Assignment: An acceptable answer contains every record below, unchanged, and no pictures.

Data for review:

◆ ◆ ◆ ◆ ◆ ◆ ◆

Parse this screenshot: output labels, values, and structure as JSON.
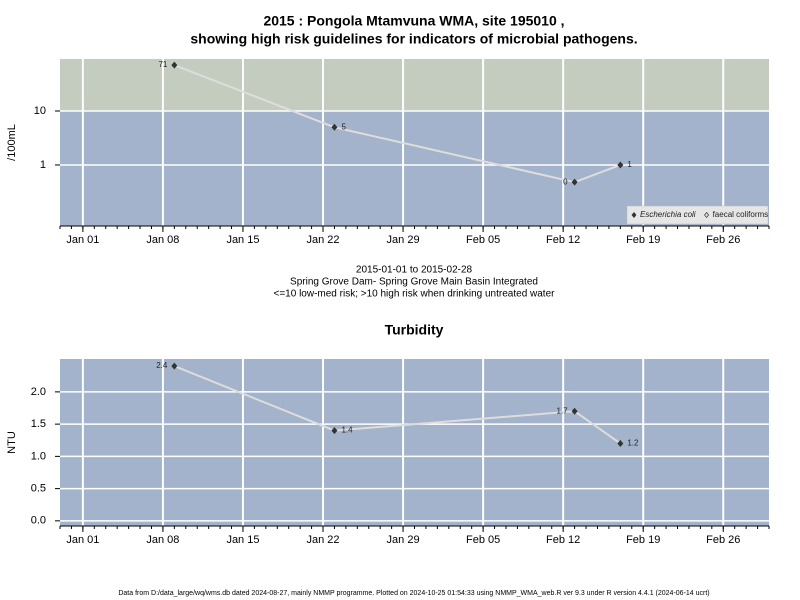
{
  "chart_data": [
    {
      "type": "line",
      "title": [
        "2015 : Pongola Mtamvuna WMA, site 195010 ,",
        "showing high risk guidelines for indicators of microbial pathogens."
      ],
      "notes": [
        "2015-01-01 to 2015-02-28",
        "Spring Grove Dam- Spring Grove Main Basin Integrated",
        "<=10 low-med risk; >10 high risk when drinking untreated water"
      ],
      "ylabel": "/100mL",
      "x": [
        "2015-01-09",
        "2015-01-23",
        "2015-02-13",
        "2015-02-17"
      ],
      "series": [
        {
          "name": "Escherichia coli",
          "color": "#333333",
          "values": [
            71,
            5,
            0.48,
            1
          ],
          "value_labels": [
            "71",
            "5",
            "0",
            "1"
          ]
        },
        {
          "name": "faecal coliforms",
          "color": "#333333",
          "values": [
            null,
            null,
            null,
            null
          ]
        }
      ],
      "line_color": "#dddddd",
      "ylog": true,
      "ylim": [
        0.074,
        92
      ],
      "yticks": [
        1,
        10
      ],
      "xlim": [
        "2014-12-30",
        "2015-03-02"
      ],
      "xticks": [
        {
          "value": "2015-01-01",
          "label": "Jan 01"
        },
        {
          "value": "2015-01-08",
          "label": "Jan 08"
        },
        {
          "value": "2015-01-15",
          "label": "Jan 15"
        },
        {
          "value": "2015-01-22",
          "label": "Jan 22"
        },
        {
          "value": "2015-01-29",
          "label": "Jan 29"
        },
        {
          "value": "2015-02-05",
          "label": "Feb 05"
        },
        {
          "value": "2015-02-12",
          "label": "Feb 12"
        },
        {
          "value": "2015-02-19",
          "label": "Feb 19"
        },
        {
          "value": "2015-02-26",
          "label": "Feb 26"
        }
      ],
      "grid": true,
      "threshold": 10,
      "above_color": "#c4ccc0",
      "below_color": "#a3b3cb",
      "legend": "bottom-right"
    },
    {
      "type": "line",
      "title": [
        "Turbidity"
      ],
      "ylabel": "NTU",
      "x": [
        "2015-01-09",
        "2015-01-23",
        "2015-02-13",
        "2015-02-17"
      ],
      "series": [
        {
          "name": "Turbidity",
          "color": "#333333",
          "values": [
            2.4,
            1.4,
            1.7,
            1.2
          ]
        }
      ],
      "line_color": "#dddddd",
      "ylog": false,
      "ylim": [
        -0.08,
        2.51
      ],
      "yticks": [
        {
          "value": 0,
          "label": "0.0"
        },
        {
          "value": 0.5,
          "label": "0.5"
        },
        {
          "value": 1,
          "label": "1.0"
        },
        {
          "value": 1.5,
          "label": "1.5"
        },
        {
          "value": 2,
          "label": "2.0"
        }
      ],
      "xlim": [
        "2014-12-30",
        "2015-03-02"
      ],
      "xticks": [
        {
          "value": "2015-01-01",
          "label": "Jan 01"
        },
        {
          "value": "2015-01-08",
          "label": "Jan 08"
        },
        {
          "value": "2015-01-15",
          "label": "Jan 15"
        },
        {
          "value": "2015-01-22",
          "label": "Jan 22"
        },
        {
          "value": "2015-01-29",
          "label": "Jan 29"
        },
        {
          "value": "2015-02-05",
          "label": "Feb 05"
        },
        {
          "value": "2015-02-12",
          "label": "Feb 12"
        },
        {
          "value": "2015-02-19",
          "label": "Feb 19"
        },
        {
          "value": "2015-02-26",
          "label": "Feb 26"
        }
      ],
      "grid": true,
      "below_color": "#a3b3cb"
    }
  ],
  "footer": "Data from D:/data_large/wq/wms.db dated 2024-08-27, mainly NMMP programme. Plotted on 2024-10-25 01:54:33 using NMMP_WMA_web.R ver 9.3 under R version 4.4.1 (2024-06-14 ucrt)"
}
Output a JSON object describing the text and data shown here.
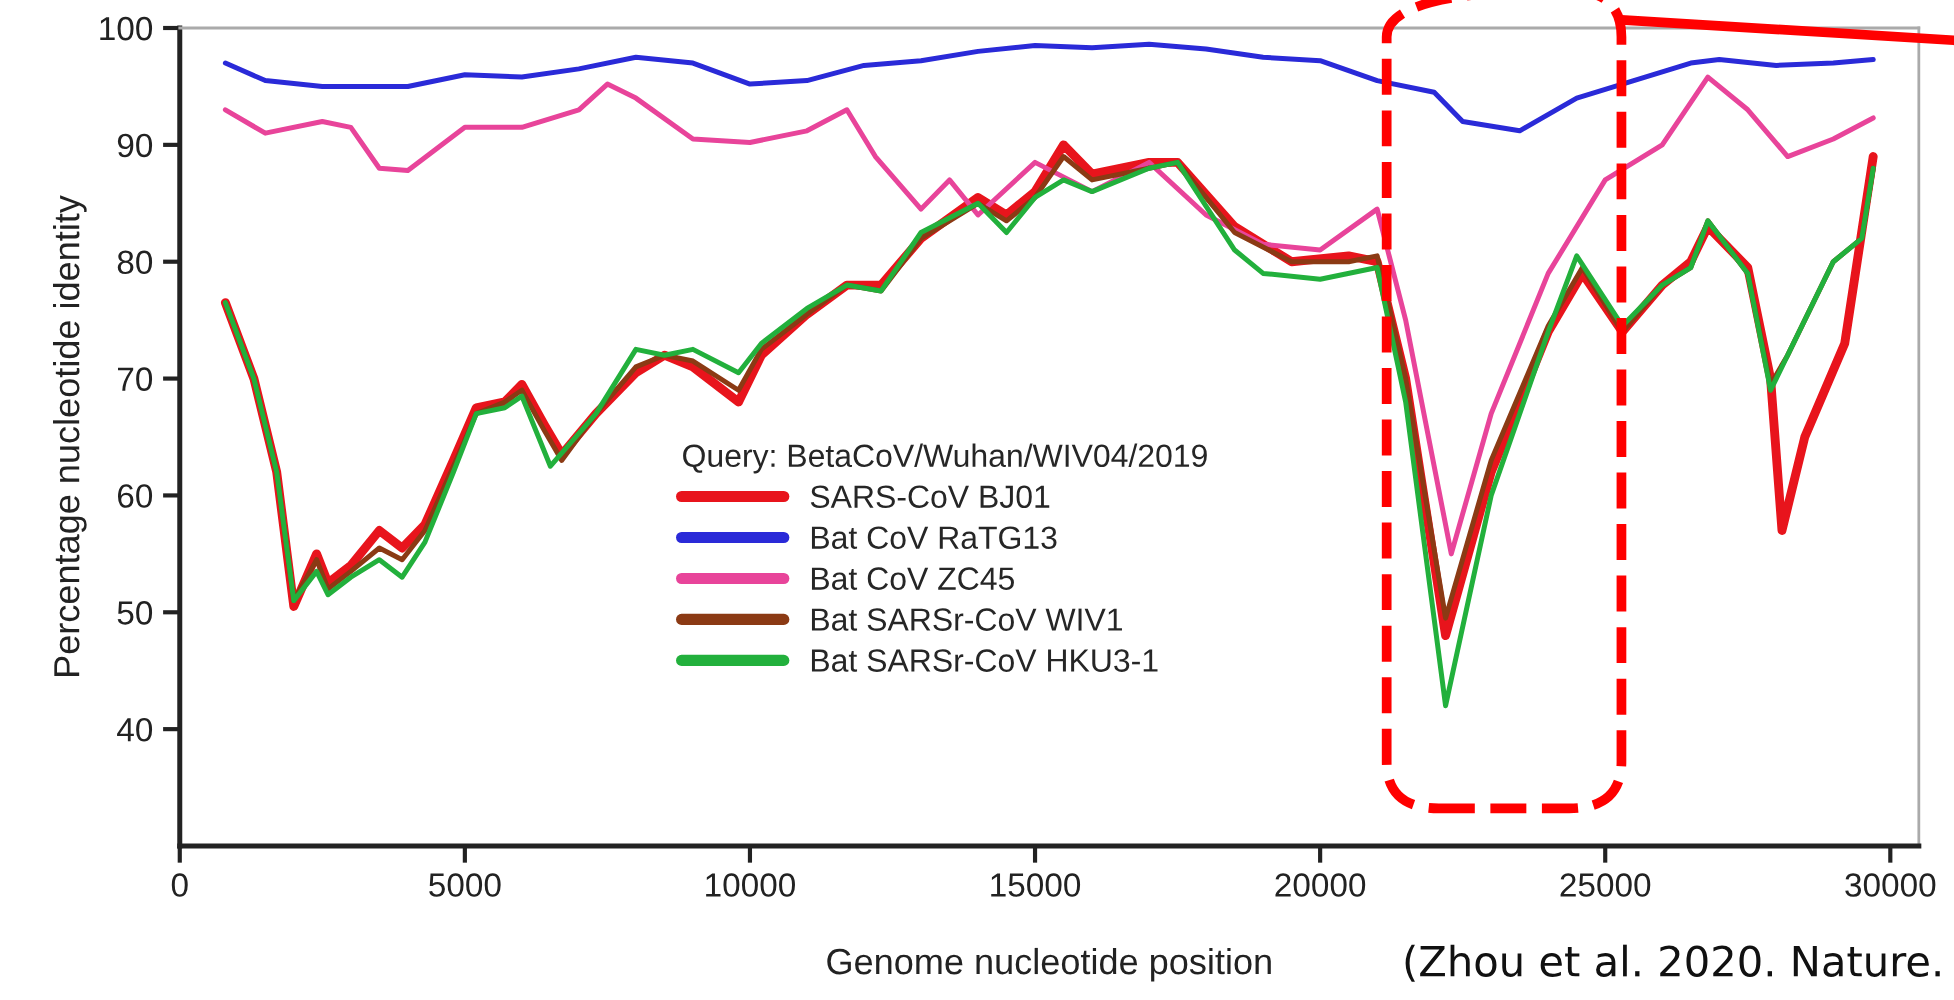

◆ ◆ ◆ ◆ ◆ ◆ ◆

Expected answer:
Parse this screenshot: output labels, values, and structure as JSON.
{
  "chart_data": [
    {
      "type": "line",
      "title": [
        "2015 : Pongola Mtamvuna WMA, site 195010 ,",
        "showing high risk guidelines for indicators of microbial pathogens."
      ],
      "notes": [
        "2015-01-01 to 2015-02-28",
        "Spring Grove Dam- Spring Grove Main Basin Integrated",
        "<=10 low-med risk; >10 high risk when drinking untreated water"
      ],
      "ylabel": "/100mL",
      "x": [
        "2015-01-09",
        "2015-01-23",
        "2015-02-13",
        "2015-02-17"
      ],
      "series": [
        {
          "name": "Escherichia coli",
          "color": "#333333",
          "values": [
            71,
            5,
            0.48,
            1
          ],
          "value_labels": [
            "71",
            "5",
            "0",
            "1"
          ]
        },
        {
          "name": "faecal coliforms",
          "color": "#333333",
          "values": [
            null,
            null,
            null,
            null
          ]
        }
      ],
      "line_color": "#dddddd",
      "ylog": true,
      "ylim": [
        0.074,
        92
      ],
      "yticks": [
        1,
        10
      ],
      "xlim": [
        "2014-12-30",
        "2015-03-02"
      ],
      "xticks": [
        {
          "value": "2015-01-01",
          "label": "Jan 01"
        },
        {
          "value": "2015-01-08",
          "label": "Jan 08"
        },
        {
          "value": "2015-01-15",
          "label": "Jan 15"
        },
        {
          "value": "2015-01-22",
          "label": "Jan 22"
        },
        {
          "value": "2015-01-29",
          "label": "Jan 29"
        },
        {
          "value": "2015-02-05",
          "label": "Feb 05"
        },
        {
          "value": "2015-02-12",
          "label": "Feb 12"
        },
        {
          "value": "2015-02-19",
          "label": "Feb 19"
        },
        {
          "value": "2015-02-26",
          "label": "Feb 26"
        }
      ],
      "grid": true,
      "threshold": 10,
      "above_color": "#c4ccc0",
      "below_color": "#a3b3cb",
      "legend": "bottom-right"
    },
    {
      "type": "line",
      "title": [
        "Turbidity"
      ],
      "ylabel": "NTU",
      "x": [
        "2015-01-09",
        "2015-01-23",
        "2015-02-13",
        "2015-02-17"
      ],
      "series": [
        {
          "name": "Turbidity",
          "color": "#333333",
          "values": [
            2.4,
            1.4,
            1.7,
            1.2
          ]
        }
      ],
      "line_color": "#dddddd",
      "ylog": false,
      "ylim": [
        -0.08,
        2.51
      ],
      "yticks": [
        {
          "value": 0,
          "label": "0.0"
        },
        {
          "value": 0.5,
          "label": "0.5"
        },
        {
          "value": 1,
          "label": "1.0"
        },
        {
          "value": 1.5,
          "label": "1.5"
        },
        {
          "value": 2,
          "label": "2.0"
        }
      ],
      "xlim": [
        "2014-12-30",
        "2015-03-02"
      ],
      "xticks": [
        {
          "value": "2015-01-01",
          "label": "Jan 01"
        },
        {
          "value": "2015-01-08",
          "label": "Jan 08"
        },
        {
          "value": "2015-01-15",
          "label": "Jan 15"
        },
        {
          "value": "2015-01-22",
          "label": "Jan 22"
        },
        {
          "value": "2015-01-29",
          "label": "Jan 29"
        },
        {
          "value": "2015-02-05",
          "label": "Feb 05"
        },
        {
          "value": "2015-02-12",
          "label": "Feb 12"
        },
        {
          "value": "2015-02-19",
          "label": "Feb 19"
        },
        {
          "value": "2015-02-26",
          "label": "Feb 26"
        }
      ],
      "grid": true,
      "below_color": "#a3b3cb"
    }
  ],
  "footer": "Data from D:/data_large/wq/wms.db dated 2024-08-27, mainly NMMP programme. Plotted on 2024-10-25 01:54:33 using NMMP_WMA_web.R ver 9.3 under R version 4.4.1 (2024-06-14 ucrt)"
}
Output a JSON object describing the text and data shown here.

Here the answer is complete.